• [DATA SHOWN]
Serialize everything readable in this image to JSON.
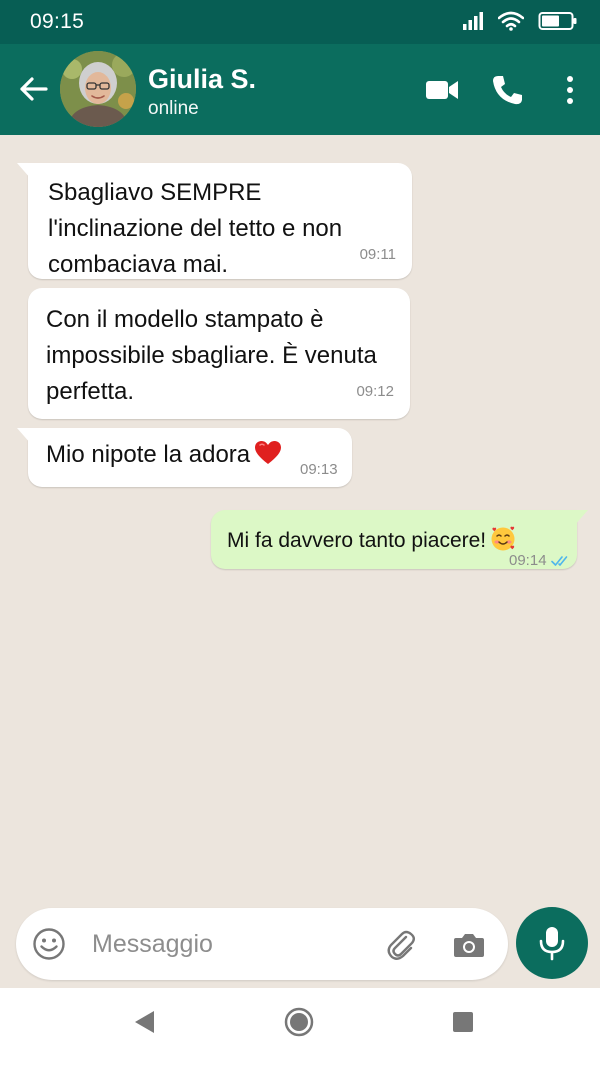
{
  "status_bar": {
    "time": "09:15",
    "icons": [
      "signal-icon",
      "wifi-icon",
      "battery-icon"
    ]
  },
  "header": {
    "contact_name": "Giulia S.",
    "contact_status": "online",
    "icons": [
      "back-arrow-icon",
      "video-call-icon",
      "phone-icon",
      "more-vert-icon"
    ]
  },
  "messages": [
    {
      "direction": "in",
      "text": "Sbagliavo SEMPRE l'inclinazione del tetto e non combaciava mai.",
      "time": "09:11"
    },
    {
      "direction": "in",
      "text": "Con il modello stampato è impossibile sbagliare. È venuta perfetta.",
      "time": "09:12"
    },
    {
      "direction": "in",
      "text": "Mio nipote la adora",
      "emoji": "red-heart",
      "time": "09:13"
    },
    {
      "direction": "out",
      "text": "Mi fa davvero tanto piacere!",
      "emoji": "smiling-face-with-hearts",
      "time": "09:14",
      "read_status": "read"
    }
  ],
  "composer": {
    "placeholder": "Messaggio",
    "icons": [
      "emoji-icon",
      "paperclip-icon",
      "camera-icon",
      "mic-icon"
    ]
  },
  "colors": {
    "header_bg": "#0b6d5e",
    "status_bar_bg": "#075e54",
    "chat_bg": "#ece5dd",
    "incoming_bubble": "#ffffff",
    "outgoing_bubble": "#dcf8c6",
    "read_ticks": "#4fb6ec"
  }
}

• [TASK DESCRIPTION] Pull out each line of the listing that holds the string "emoji".

• [PROBLEM SOLUTION]
      "emoji": "red-heart",
      "emoji": "smiling-face-with-hearts",
      "emoji-icon",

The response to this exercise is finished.